## WORK TO COMPLETE
**a)** In the hockey book review below, what reason does Trevor Linden give for the loyalty of his female fans?
**b)** List every person, organization, book, and website named in the hockey book review below.

## PAGE

------------------------------------------------------------

My Thoughts: I was very happy to read this book because out of all the Canadian books that reflect on the game and what it means — a pretty huge genre, really — this is, as far as I can tell, the only one written by a woman. As much as I do enjoy reading the meditations on the game written by the men who’ve played it, I must admit that I started to feel rather annoyed and excluded the last time I read one of those “we love the game because we grew up playing on frozen ponds” things. I never played on a frozen pond, but I still love hockey, and I certainly don’t think it’s right to state that only those kids (boys) whose parents (fathers) built them backyard rinks truly understand and love the game. Women not only get left out of the myth of hockey, but Jackson is also quite right: the NHL often does a pretty terrible job of marketing to female fans (see this post at My Three Favorite Things for more on that), and it’s not like there aren’t any of us out there.

So, I think it’s about time a woman sat down and wrote a book about why she loves hockey. Cold-Cocked fills a niche I’d been wanting to see filled, and it fills it well. It’s a very good read. Jackson’s thoughts on the game and how women view it are interesting. She writes that a hockey season is like a story, which is something that’s occurred to me often as I’ve been thinking back on 2007-2008 and wondering what went wrong. We can’t possibly know what an individual game or goal is going to mean until we’ve seen all the games and all the goals. Jackson argues that women in particular read the game that way, and that we like the stories involved. We like to know the background, the context for what is happening. While I’m not totally convinced that male sports fans don’t take an interest in that sort of thing, I’m certain she’s right that women do. She interviews Trevor Linden at one point, and asks him why he thinks female fans are so loyal to him. Linden says he thinks it’s because many of them have grown up watching him play, which I think gets at what Jackson is trying to say: women sometimes become personally involved in a way that men maybe just don’t.

------------------------------------------------------------

## PROVIDED MATERIAL
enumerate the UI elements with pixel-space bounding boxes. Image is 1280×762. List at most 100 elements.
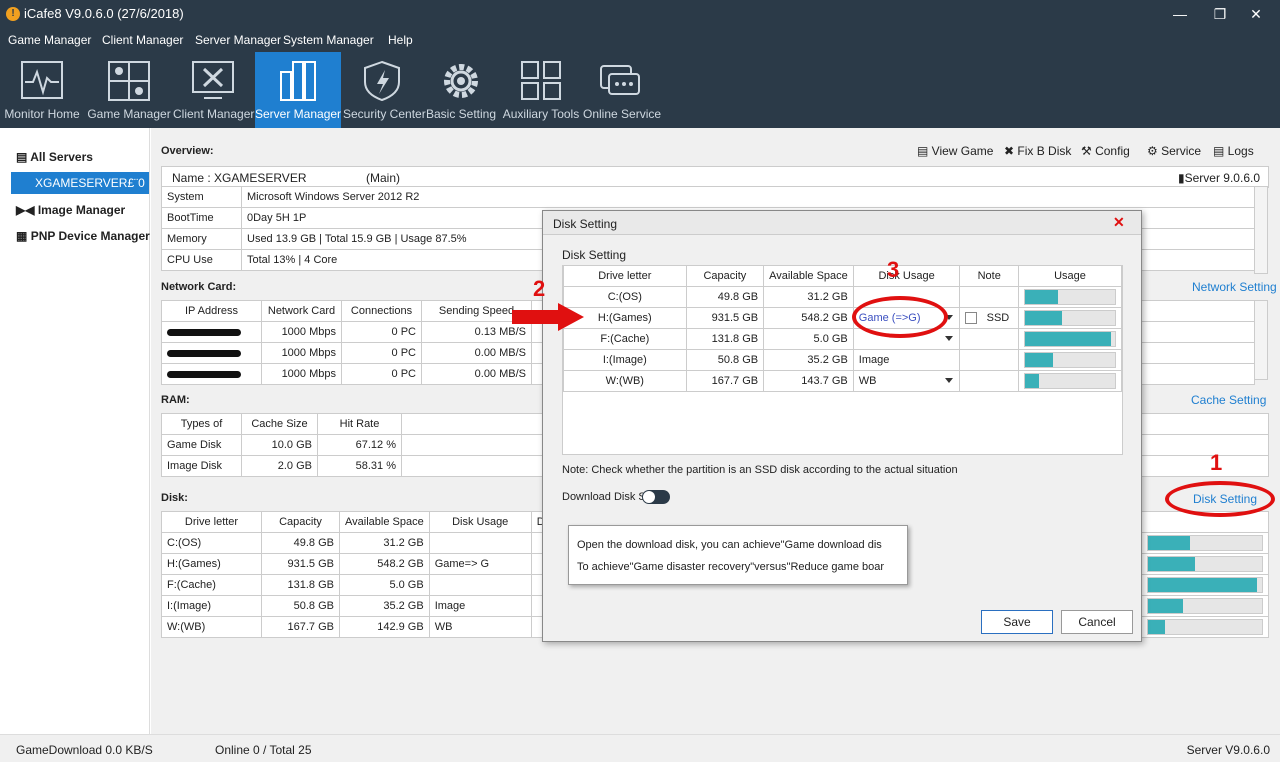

------------------------------------------------------------

## SOLUTIONS FOR EACH TASK
**a)** He thinks it's because many of them have grown up watching him play.

**b)**
- Jackson
- NHL
- My Three Favorite Things
- Cold-Cocked
- Trevor Linden